• **THE TASK**
Copy the listing verbatim, excluding any images found in it.

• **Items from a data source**
──────────

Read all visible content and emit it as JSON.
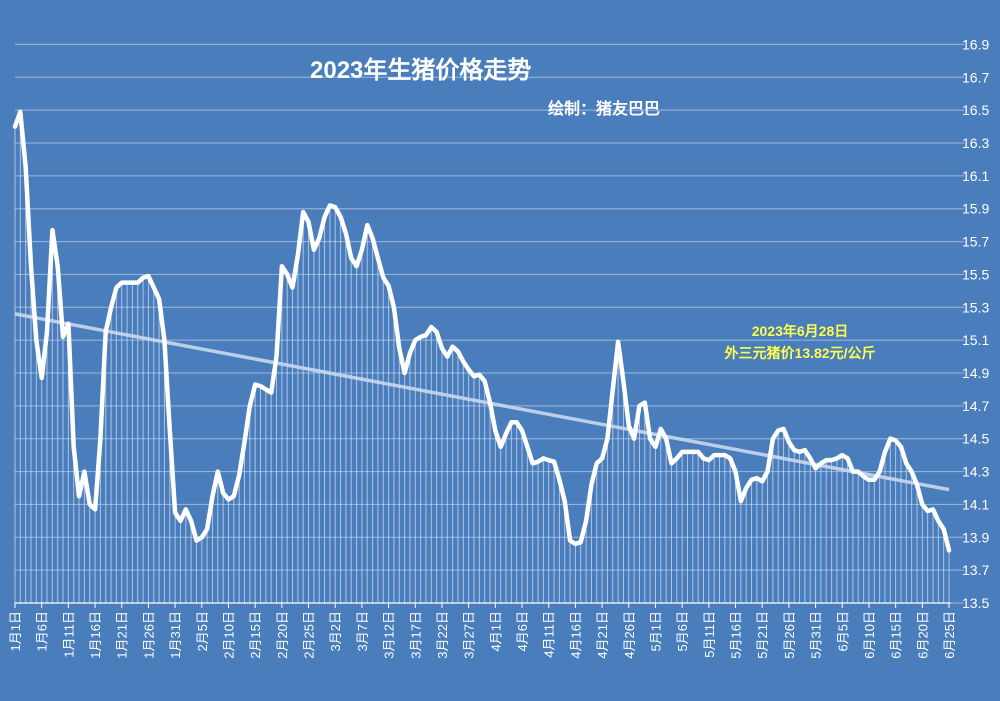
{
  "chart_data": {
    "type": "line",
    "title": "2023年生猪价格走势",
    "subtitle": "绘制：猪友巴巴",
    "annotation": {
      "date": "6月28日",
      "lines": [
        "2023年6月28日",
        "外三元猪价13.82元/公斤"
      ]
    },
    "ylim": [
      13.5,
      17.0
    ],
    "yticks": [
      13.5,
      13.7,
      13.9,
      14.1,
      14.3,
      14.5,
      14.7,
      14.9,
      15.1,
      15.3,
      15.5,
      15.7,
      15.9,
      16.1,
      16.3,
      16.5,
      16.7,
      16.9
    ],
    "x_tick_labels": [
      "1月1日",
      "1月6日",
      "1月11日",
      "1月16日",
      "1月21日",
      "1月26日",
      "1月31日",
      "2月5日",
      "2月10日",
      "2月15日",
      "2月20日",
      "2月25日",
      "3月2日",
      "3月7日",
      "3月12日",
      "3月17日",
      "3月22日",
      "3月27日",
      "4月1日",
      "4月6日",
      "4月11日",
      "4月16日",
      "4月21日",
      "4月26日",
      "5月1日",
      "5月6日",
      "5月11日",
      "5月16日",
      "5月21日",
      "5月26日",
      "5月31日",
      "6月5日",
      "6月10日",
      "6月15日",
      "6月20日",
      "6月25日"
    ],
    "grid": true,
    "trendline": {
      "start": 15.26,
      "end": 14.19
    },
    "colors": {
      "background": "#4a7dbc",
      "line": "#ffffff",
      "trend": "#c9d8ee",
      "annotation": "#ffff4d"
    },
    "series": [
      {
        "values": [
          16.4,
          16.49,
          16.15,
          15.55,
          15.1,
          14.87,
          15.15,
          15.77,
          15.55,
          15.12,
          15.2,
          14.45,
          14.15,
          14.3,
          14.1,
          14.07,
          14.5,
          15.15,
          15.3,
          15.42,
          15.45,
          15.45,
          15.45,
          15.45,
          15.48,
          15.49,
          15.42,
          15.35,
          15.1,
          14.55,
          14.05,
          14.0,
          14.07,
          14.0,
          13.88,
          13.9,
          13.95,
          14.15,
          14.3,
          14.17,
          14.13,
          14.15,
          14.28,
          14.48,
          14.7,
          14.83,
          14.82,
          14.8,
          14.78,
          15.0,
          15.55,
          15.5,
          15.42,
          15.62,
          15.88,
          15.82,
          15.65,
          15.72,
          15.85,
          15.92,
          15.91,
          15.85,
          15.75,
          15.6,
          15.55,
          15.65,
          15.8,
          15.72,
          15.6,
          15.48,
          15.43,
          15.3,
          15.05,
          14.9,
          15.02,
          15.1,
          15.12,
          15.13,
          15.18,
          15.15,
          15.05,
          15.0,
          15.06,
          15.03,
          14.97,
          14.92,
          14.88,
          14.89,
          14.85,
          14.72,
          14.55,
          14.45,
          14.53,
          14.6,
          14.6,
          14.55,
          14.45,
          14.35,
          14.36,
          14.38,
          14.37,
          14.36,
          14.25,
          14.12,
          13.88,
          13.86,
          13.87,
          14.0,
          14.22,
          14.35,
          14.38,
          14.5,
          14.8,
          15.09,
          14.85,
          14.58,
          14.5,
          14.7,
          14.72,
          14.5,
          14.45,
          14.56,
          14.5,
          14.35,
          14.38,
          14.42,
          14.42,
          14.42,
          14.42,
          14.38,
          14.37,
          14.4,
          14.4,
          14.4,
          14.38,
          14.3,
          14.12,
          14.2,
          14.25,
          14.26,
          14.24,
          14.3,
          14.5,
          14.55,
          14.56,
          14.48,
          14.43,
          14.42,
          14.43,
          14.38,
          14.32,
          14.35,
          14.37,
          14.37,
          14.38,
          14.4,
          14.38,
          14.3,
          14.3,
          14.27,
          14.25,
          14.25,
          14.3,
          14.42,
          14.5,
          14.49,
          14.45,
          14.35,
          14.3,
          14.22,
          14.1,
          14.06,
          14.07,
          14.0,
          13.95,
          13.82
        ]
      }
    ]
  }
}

──────────

• **OUTPUT**
Read all visible content and emit it as JSON.
{
  "chart_data": {
    "type": "line",
    "title": "2023年生猪价格走势",
    "subtitle": "绘制：猪友巴巴",
    "annotation": {
      "date": "6月28日",
      "lines": [
        "2023年6月28日",
        "外三元猪价13.82元/公斤"
      ]
    },
    "ylim": [
      13.5,
      17.0
    ],
    "yticks": [
      13.5,
      13.7,
      13.9,
      14.1,
      14.3,
      14.5,
      14.7,
      14.9,
      15.1,
      15.3,
      15.5,
      15.7,
      15.9,
      16.1,
      16.3,
      16.5,
      16.7,
      16.9
    ],
    "x_tick_labels": [
      "1月1日",
      "1月6日",
      "1月11日",
      "1月16日",
      "1月21日",
      "1月26日",
      "1月31日",
      "2月5日",
      "2月10日",
      "2月15日",
      "2月20日",
      "2月25日",
      "3月2日",
      "3月7日",
      "3月12日",
      "3月17日",
      "3月22日",
      "3月27日",
      "4月1日",
      "4月6日",
      "4月11日",
      "4月16日",
      "4月21日",
      "4月26日",
      "5月1日",
      "5月6日",
      "5月11日",
      "5月16日",
      "5月21日",
      "5月26日",
      "5月31日",
      "6月5日",
      "6月10日",
      "6月15日",
      "6月20日",
      "6月25日"
    ],
    "grid": true,
    "trendline": {
      "start": 15.26,
      "end": 14.19
    },
    "colors": {
      "background": "#4a7dbc",
      "line": "#ffffff",
      "trend": "#c9d8ee",
      "annotation": "#ffff4d"
    },
    "series": [
      {
        "values": [
          16.4,
          16.49,
          16.15,
          15.55,
          15.1,
          14.87,
          15.15,
          15.77,
          15.55,
          15.12,
          15.2,
          14.45,
          14.15,
          14.3,
          14.1,
          14.07,
          14.5,
          15.15,
          15.3,
          15.42,
          15.45,
          15.45,
          15.45,
          15.45,
          15.48,
          15.49,
          15.42,
          15.35,
          15.1,
          14.55,
          14.05,
          14.0,
          14.07,
          14.0,
          13.88,
          13.9,
          13.95,
          14.15,
          14.3,
          14.17,
          14.13,
          14.15,
          14.28,
          14.48,
          14.7,
          14.83,
          14.82,
          14.8,
          14.78,
          15.0,
          15.55,
          15.5,
          15.42,
          15.62,
          15.88,
          15.82,
          15.65,
          15.72,
          15.85,
          15.92,
          15.91,
          15.85,
          15.75,
          15.6,
          15.55,
          15.65,
          15.8,
          15.72,
          15.6,
          15.48,
          15.43,
          15.3,
          15.05,
          14.9,
          15.02,
          15.1,
          15.12,
          15.13,
          15.18,
          15.15,
          15.05,
          15.0,
          15.06,
          15.03,
          14.97,
          14.92,
          14.88,
          14.89,
          14.85,
          14.72,
          14.55,
          14.45,
          14.53,
          14.6,
          14.6,
          14.55,
          14.45,
          14.35,
          14.36,
          14.38,
          14.37,
          14.36,
          14.25,
          14.12,
          13.88,
          13.86,
          13.87,
          14.0,
          14.22,
          14.35,
          14.38,
          14.5,
          14.8,
          15.09,
          14.85,
          14.58,
          14.5,
          14.7,
          14.72,
          14.5,
          14.45,
          14.56,
          14.5,
          14.35,
          14.38,
          14.42,
          14.42,
          14.42,
          14.42,
          14.38,
          14.37,
          14.4,
          14.4,
          14.4,
          14.38,
          14.3,
          14.12,
          14.2,
          14.25,
          14.26,
          14.24,
          14.3,
          14.5,
          14.55,
          14.56,
          14.48,
          14.43,
          14.42,
          14.43,
          14.38,
          14.32,
          14.35,
          14.37,
          14.37,
          14.38,
          14.4,
          14.38,
          14.3,
          14.3,
          14.27,
          14.25,
          14.25,
          14.3,
          14.42,
          14.5,
          14.49,
          14.45,
          14.35,
          14.3,
          14.22,
          14.1,
          14.06,
          14.07,
          14.0,
          13.95,
          13.82
        ]
      }
    ]
  }
}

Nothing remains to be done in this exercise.